**DO THIS:** Copy the records without any change, from their first line up to and including the line that contains "channel-line bbox=[0, 0, 1293, 507]".

(Listings of elements and regions)
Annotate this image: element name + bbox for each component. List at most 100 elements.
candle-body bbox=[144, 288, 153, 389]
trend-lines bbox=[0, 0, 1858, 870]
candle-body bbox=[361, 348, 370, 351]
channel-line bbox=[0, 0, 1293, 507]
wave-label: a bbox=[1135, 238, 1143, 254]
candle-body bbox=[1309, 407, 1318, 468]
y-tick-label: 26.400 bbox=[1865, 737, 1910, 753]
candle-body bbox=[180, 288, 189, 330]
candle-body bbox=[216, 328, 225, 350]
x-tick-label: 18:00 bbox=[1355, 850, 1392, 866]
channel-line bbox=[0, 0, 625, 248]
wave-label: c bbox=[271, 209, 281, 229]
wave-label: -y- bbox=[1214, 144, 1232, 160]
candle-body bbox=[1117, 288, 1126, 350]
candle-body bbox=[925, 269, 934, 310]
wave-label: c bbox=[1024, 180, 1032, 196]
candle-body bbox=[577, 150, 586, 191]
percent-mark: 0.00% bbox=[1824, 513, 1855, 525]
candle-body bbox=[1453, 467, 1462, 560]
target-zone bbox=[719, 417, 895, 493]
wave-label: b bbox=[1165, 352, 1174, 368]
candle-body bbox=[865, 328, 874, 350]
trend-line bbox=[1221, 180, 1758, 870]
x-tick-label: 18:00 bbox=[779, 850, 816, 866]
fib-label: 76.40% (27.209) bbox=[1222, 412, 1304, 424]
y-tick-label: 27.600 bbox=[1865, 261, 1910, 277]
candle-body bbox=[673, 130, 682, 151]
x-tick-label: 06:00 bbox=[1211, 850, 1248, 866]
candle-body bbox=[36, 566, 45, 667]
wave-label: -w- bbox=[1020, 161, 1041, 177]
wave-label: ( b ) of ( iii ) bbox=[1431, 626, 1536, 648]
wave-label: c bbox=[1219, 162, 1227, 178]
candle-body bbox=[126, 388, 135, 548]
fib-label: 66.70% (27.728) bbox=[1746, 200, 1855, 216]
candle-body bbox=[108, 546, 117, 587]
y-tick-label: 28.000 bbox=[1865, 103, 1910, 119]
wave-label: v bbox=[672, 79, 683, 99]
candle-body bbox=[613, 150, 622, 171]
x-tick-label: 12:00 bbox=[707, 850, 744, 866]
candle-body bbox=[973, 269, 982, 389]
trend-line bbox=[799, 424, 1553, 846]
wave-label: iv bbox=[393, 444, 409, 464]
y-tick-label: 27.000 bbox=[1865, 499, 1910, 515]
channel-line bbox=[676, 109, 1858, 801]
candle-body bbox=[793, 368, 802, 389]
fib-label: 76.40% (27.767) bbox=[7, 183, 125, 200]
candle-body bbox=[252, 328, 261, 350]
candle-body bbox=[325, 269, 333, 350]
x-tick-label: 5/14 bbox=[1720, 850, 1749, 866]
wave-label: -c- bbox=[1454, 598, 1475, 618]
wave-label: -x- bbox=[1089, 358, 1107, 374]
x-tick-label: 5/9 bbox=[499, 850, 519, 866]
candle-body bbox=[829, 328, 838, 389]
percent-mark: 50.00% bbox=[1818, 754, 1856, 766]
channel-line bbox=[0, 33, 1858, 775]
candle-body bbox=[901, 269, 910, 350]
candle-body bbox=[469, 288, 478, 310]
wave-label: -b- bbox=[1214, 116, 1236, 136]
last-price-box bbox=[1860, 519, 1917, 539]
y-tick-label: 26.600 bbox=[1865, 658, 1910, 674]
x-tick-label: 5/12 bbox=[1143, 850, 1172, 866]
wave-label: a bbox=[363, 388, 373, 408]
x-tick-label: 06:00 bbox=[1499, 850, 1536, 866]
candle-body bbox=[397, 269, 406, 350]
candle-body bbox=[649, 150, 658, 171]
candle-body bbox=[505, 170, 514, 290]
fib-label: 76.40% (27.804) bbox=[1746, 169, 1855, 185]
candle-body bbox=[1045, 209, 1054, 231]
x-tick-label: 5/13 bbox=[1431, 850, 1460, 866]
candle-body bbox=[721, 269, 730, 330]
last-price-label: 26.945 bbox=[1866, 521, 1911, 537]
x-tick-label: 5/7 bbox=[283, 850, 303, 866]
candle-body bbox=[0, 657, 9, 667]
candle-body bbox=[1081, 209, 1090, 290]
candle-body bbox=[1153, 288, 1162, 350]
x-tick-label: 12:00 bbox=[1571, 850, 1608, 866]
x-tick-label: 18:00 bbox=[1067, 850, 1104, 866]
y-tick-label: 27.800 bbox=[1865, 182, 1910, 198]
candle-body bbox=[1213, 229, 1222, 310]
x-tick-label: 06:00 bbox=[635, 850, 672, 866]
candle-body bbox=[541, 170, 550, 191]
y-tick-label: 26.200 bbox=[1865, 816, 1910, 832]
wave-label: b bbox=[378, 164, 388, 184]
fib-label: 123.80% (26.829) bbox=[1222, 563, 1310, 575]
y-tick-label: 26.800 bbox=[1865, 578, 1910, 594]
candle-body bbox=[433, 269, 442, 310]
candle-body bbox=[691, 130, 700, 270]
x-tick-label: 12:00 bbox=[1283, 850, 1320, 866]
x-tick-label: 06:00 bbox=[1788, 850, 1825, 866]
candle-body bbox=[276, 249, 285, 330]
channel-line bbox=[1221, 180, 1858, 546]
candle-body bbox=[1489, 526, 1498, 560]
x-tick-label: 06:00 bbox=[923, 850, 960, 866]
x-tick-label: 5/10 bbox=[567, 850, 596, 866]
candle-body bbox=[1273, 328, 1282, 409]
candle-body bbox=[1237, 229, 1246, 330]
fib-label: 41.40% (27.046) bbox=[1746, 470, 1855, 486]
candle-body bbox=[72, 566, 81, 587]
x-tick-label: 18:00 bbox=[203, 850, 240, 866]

**CORRECT ANSWER:**
Annotate this image: element name + bbox for each component. List at most 100 elements.
candle-body bbox=[144, 288, 153, 389]
trend-lines bbox=[0, 0, 1858, 870]
candle-body bbox=[361, 348, 370, 351]
channel-line bbox=[0, 0, 1293, 507]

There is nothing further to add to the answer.